→ **SET PROBLEM**
Your task is to copy the lines from the line containing "Give me the" through the end of the listing below, both included, without any pictures.
□ □ □ □ □ □ □
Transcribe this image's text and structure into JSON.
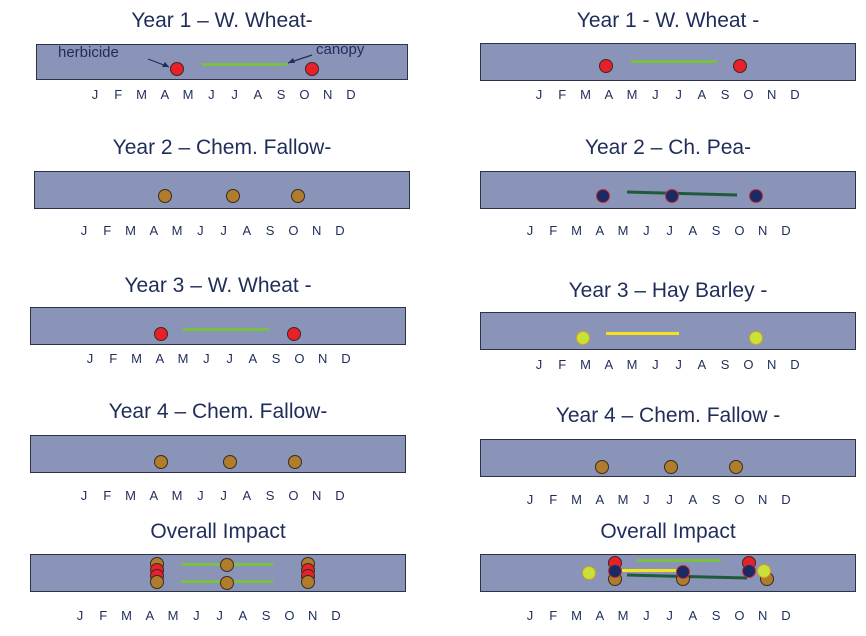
{
  "colors": {
    "bar": "#8a93b8",
    "herbicide_red": "#e8202a",
    "fallow_brown": "#b07d2c",
    "canopy_green": "#7ac043",
    "dark_green": "#1f5a3a",
    "navy_dot": "#1b2a63",
    "yellow": "#f2e31c",
    "lime_dot": "#c8e23a",
    "text": "#1f2d5a"
  },
  "months": [
    "J",
    "F",
    "M",
    "A",
    "M",
    "J",
    "J",
    "A",
    "S",
    "O",
    "N",
    "D"
  ],
  "annotations": {
    "herbicide": "herbicide",
    "canopy": "canopy"
  },
  "panels": {
    "l1": {
      "title": "Year 1 – W. Wheat-"
    },
    "l2": {
      "title": "Year 2 – Chem. Fallow-"
    },
    "l3": {
      "title": "Year 3 – W. Wheat -"
    },
    "l4": {
      "title": "Year 4 – Chem. Fallow-"
    },
    "l5": {
      "title": "Overall Impact"
    },
    "r1": {
      "title": "Year 1 - W. Wheat -"
    },
    "r2": {
      "title": "Year 2 – Ch. Pea-"
    },
    "r3": {
      "title": "Year 3 – Hay Barley -"
    },
    "r4": {
      "title": "Year 4 – Chem. Fallow -"
    },
    "r5": {
      "title": "Overall Impact"
    }
  }
}
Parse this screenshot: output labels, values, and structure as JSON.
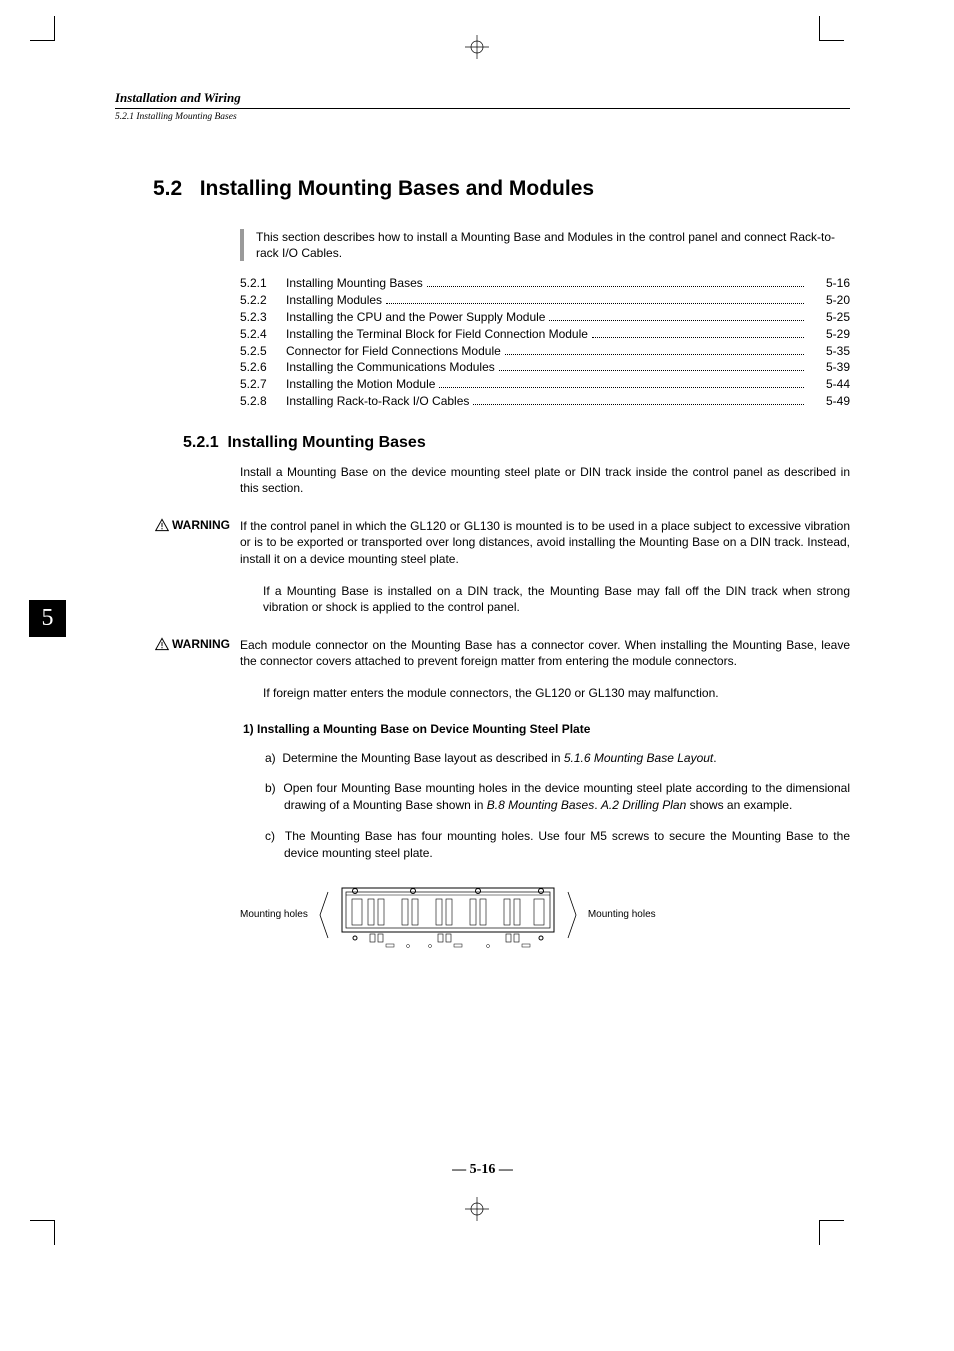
{
  "header": {
    "running": "Installation and Wiring",
    "sub": "5.2.1 Installing Mounting Bases"
  },
  "chapter_tab": "5",
  "h1_num": "5.2",
  "h1_title": "Installing Mounting Bases and Modules",
  "intro": "This section describes how to install a Mounting Base and Modules in the control panel and connect Rack-to-rack I/O Cables.",
  "toc": [
    {
      "num": "5.2.1",
      "title": "Installing Mounting Bases",
      "page": "5-16"
    },
    {
      "num": "5.2.2",
      "title": "Installing Modules",
      "page": "5-20"
    },
    {
      "num": "5.2.3",
      "title": "Installing the CPU and the Power Supply Module",
      "page": "5-25"
    },
    {
      "num": "5.2.4",
      "title": "Installing the Terminal Block for Field Connection Module",
      "page": "5-29"
    },
    {
      "num": "5.2.5",
      "title": "Connector for Field Connections Module",
      "page": "5-35"
    },
    {
      "num": "5.2.6",
      "title": "Installing the Communications Modules",
      "page": "5-39"
    },
    {
      "num": "5.2.7",
      "title": "Installing the Motion Module",
      "page": "5-44"
    },
    {
      "num": "5.2.8",
      "title": "Installing Rack-to-Rack I/O Cables",
      "page": "5-49"
    }
  ],
  "h2_num": "5.2.1",
  "h2_title": "Installing Mounting Bases",
  "para1": "Install a Mounting Base on the device mounting steel plate or DIN track inside the control panel as described in this section.",
  "warning_label": "WARNING",
  "warn1": "If the control panel in which the GL120 or GL130 is mounted is to be used in a place subject to excessive vibration or is to be exported or transported over long distances, avoid installing the Mounting Base on a DIN track. Instead, install it on a device mounting steel plate.",
  "warn1_sub": "If a Mounting Base is installed on a DIN track, the Mounting Base may fall off the DIN track when strong vibration or shock is applied to the control panel.",
  "warn2": "Each module connector on the Mounting Base has a connector cover. When installing the Mounting Base, leave the connector covers attached to prevent foreign matter from entering the module connectors.",
  "warn2_sub": "If foreign matter enters the module connectors, the GL120 or GL130 may malfunction.",
  "step_head": "1) Installing a Mounting Base on Device Mounting Steel Plate",
  "steps": [
    {
      "letter": "a)",
      "pre": "Determine the Mounting Base layout as described in ",
      "ital": "5.1.6 Mounting Base Layout",
      "post": "."
    },
    {
      "letter": "b)",
      "pre": "Open four Mounting Base mounting holes in the device mounting steel plate according to the dimensional drawing of a Mounting Base shown in ",
      "ital": "B.8 Mounting Bases",
      "post": ". ",
      "ital2": "A.2 Drilling Plan",
      "post2": " shows an example."
    },
    {
      "letter": "c)",
      "pre": "The Mounting Base has four mounting holes. Use four M5 screws to secure the Mounting Base to the device mounting steel plate.",
      "ital": "",
      "post": ""
    }
  ],
  "diagram_label": "Mounting holes",
  "page_number": "— 5-16 —"
}
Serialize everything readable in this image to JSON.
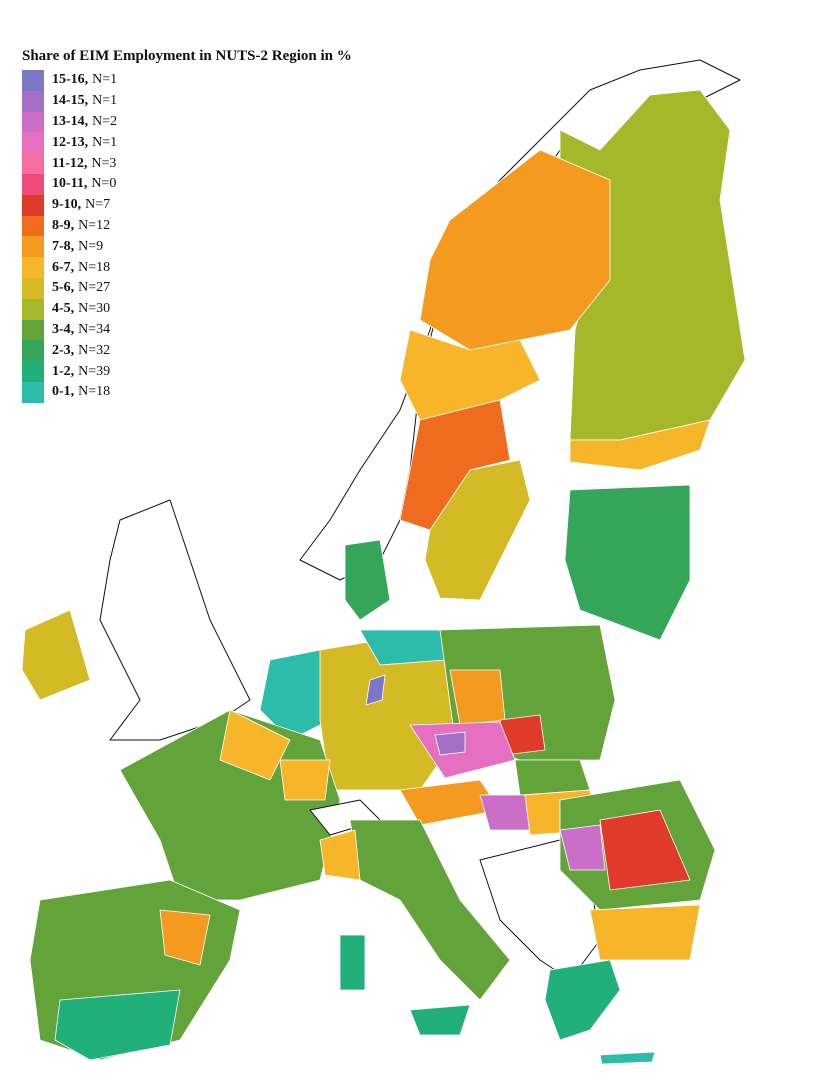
{
  "title": "Share of EIM Employment in NUTS-2 Region in %",
  "legend": [
    {
      "range": "15-16",
      "count": "N=1",
      "color": "#7b78c8"
    },
    {
      "range": "14-15",
      "count": "N=1",
      "color": "#a56fc8"
    },
    {
      "range": "13-14",
      "count": "N=2",
      "color": "#cb6ec8"
    },
    {
      "range": "12-13",
      "count": "N=1",
      "color": "#e76fc1"
    },
    {
      "range": "11-12",
      "count": "N=3",
      "color": "#f46fa0"
    },
    {
      "range": "10-11",
      "count": "N=0",
      "color": "#f04a7a"
    },
    {
      "range": "9-10",
      "count": "N=7",
      "color": "#e03a2a"
    },
    {
      "range": "8-9",
      "count": "N=12",
      "color": "#ef6c1e"
    },
    {
      "range": "7-8",
      "count": "N=9",
      "color": "#f49a1e"
    },
    {
      "range": "6-7",
      "count": "N=18",
      "color": "#f7b62a"
    },
    {
      "range": "5-6",
      "count": "N=27",
      "color": "#d4bb26"
    },
    {
      "range": "4-5",
      "count": "N=30",
      "color": "#a4b82a"
    },
    {
      "range": "3-4",
      "count": "N=34",
      "color": "#62a33a"
    },
    {
      "range": "2-3",
      "count": "N=32",
      "color": "#35a55a"
    },
    {
      "range": "1-2",
      "count": "N=39",
      "color": "#22b07a"
    },
    {
      "range": "0-1",
      "count": "N=18",
      "color": "#2ebcaa"
    }
  ]
}
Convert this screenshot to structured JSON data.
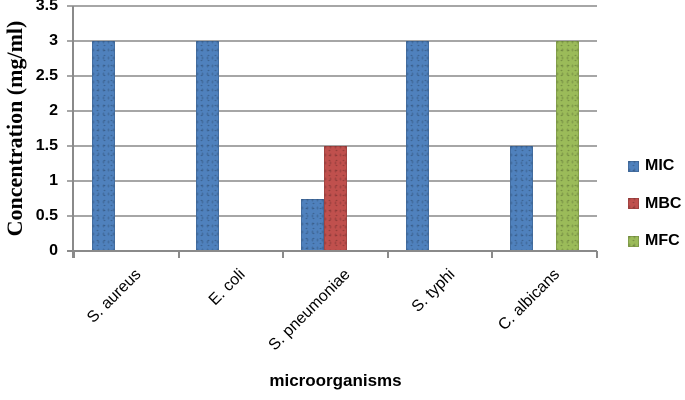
{
  "figure": {
    "background": "#ffffff",
    "text_color": "#000000"
  },
  "chart_data": {
    "type": "bar",
    "title": "",
    "categories": [
      "S. aureus",
      "E. coli",
      "S. pneumoniae",
      "S. typhi",
      "C. albicans"
    ],
    "series": [
      {
        "name": "MIC",
        "color": "#4f81bd",
        "values": [
          3,
          3,
          0.75,
          3,
          1.5
        ]
      },
      {
        "name": "MBC",
        "color": "#c0504d",
        "values": [
          null,
          null,
          1.5,
          null,
          null
        ]
      },
      {
        "name": "MFC",
        "color": "#9bbb59",
        "values": [
          null,
          null,
          null,
          null,
          3
        ]
      }
    ],
    "xlabel": "microorganisms",
    "ylabel": "Concentration (mg/ml)",
    "ylim": [
      0,
      3.5
    ],
    "ytick_step": 0.5,
    "ytick_labels": [
      "0",
      "0.5",
      "1",
      "1.5",
      "2",
      "2.5",
      "3",
      "3.5"
    ],
    "grid": true,
    "legend_position": "right",
    "gridline_color": "#a6a6a6",
    "axis_line_color": "#8a8a8a"
  }
}
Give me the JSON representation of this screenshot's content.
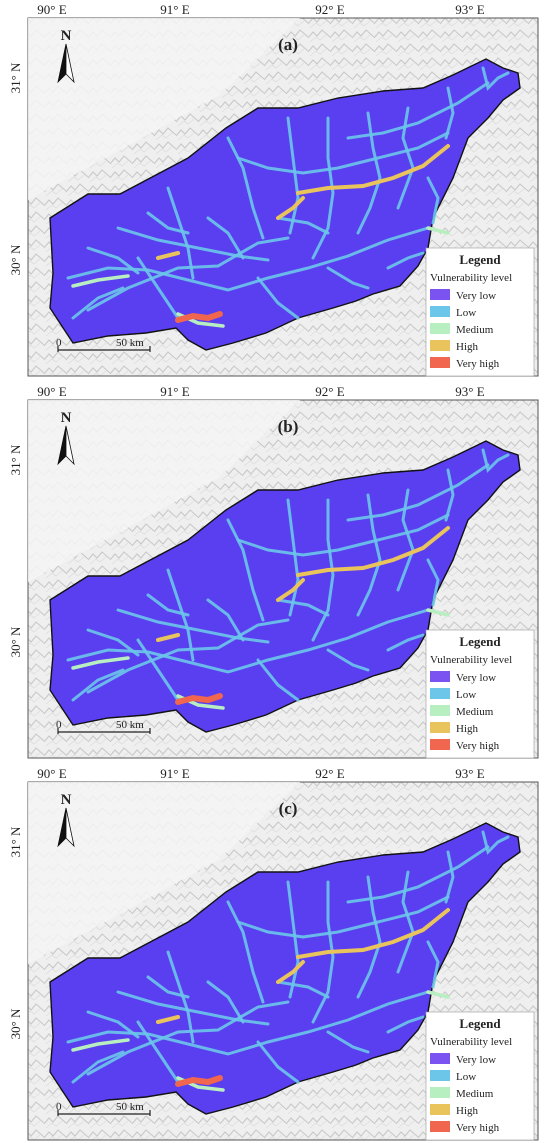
{
  "panels": [
    {
      "id": "a",
      "label": "(a)"
    },
    {
      "id": "b",
      "label": "(b)"
    },
    {
      "id": "c",
      "label": "(c)"
    }
  ],
  "longitude_labels": [
    "90° E",
    "91° E",
    "92° E",
    "93° E"
  ],
  "latitude_labels": [
    "31° N",
    "30° N"
  ],
  "north_arrow": {
    "letter": "N",
    "icon": "north-arrow-icon"
  },
  "scale_bar": {
    "zero": "0",
    "distance": "50 km"
  },
  "legend": {
    "title": "Legend",
    "subtitle": "Vulnerability level",
    "items": [
      {
        "label": "Very low",
        "color": "#7b53f0"
      },
      {
        "label": "Low",
        "color": "#6cc6ea"
      },
      {
        "label": "Medium",
        "color": "#b8efc0"
      },
      {
        "label": "High",
        "color": "#e9c45c"
      },
      {
        "label": "Very high",
        "color": "#f0664e"
      }
    ]
  },
  "colors": {
    "basin_fill": "#5a3ff0",
    "network_low": "#6cc6ea",
    "network_medium": "#b8efc0",
    "network_high": "#e9c45c",
    "network_very_high": "#f0664e",
    "hillshade": "#d8d8d8"
  }
}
□ □ □ □ □ □ □
→ **ANSWER BELOW**
Give me the JSON representation of this screenshot's content.
{
  "panels": [
    {
      "id": "a",
      "label": "(a)"
    },
    {
      "id": "b",
      "label": "(b)"
    },
    {
      "id": "c",
      "label": "(c)"
    }
  ],
  "longitude_labels": [
    "90° E",
    "91° E",
    "92° E",
    "93° E"
  ],
  "latitude_labels": [
    "31° N",
    "30° N"
  ],
  "north_arrow": {
    "letter": "N",
    "icon": "north-arrow-icon"
  },
  "scale_bar": {
    "zero": "0",
    "distance": "50 km"
  },
  "legend": {
    "title": "Legend",
    "subtitle": "Vulnerability level",
    "items": [
      {
        "label": "Very low",
        "color": "#7b53f0"
      },
      {
        "label": "Low",
        "color": "#6cc6ea"
      },
      {
        "label": "Medium",
        "color": "#b8efc0"
      },
      {
        "label": "High",
        "color": "#e9c45c"
      },
      {
        "label": "Very high",
        "color": "#f0664e"
      }
    ]
  },
  "colors": {
    "basin_fill": "#5a3ff0",
    "network_low": "#6cc6ea",
    "network_medium": "#b8efc0",
    "network_high": "#e9c45c",
    "network_very_high": "#f0664e",
    "hillshade": "#d8d8d8"
  }
}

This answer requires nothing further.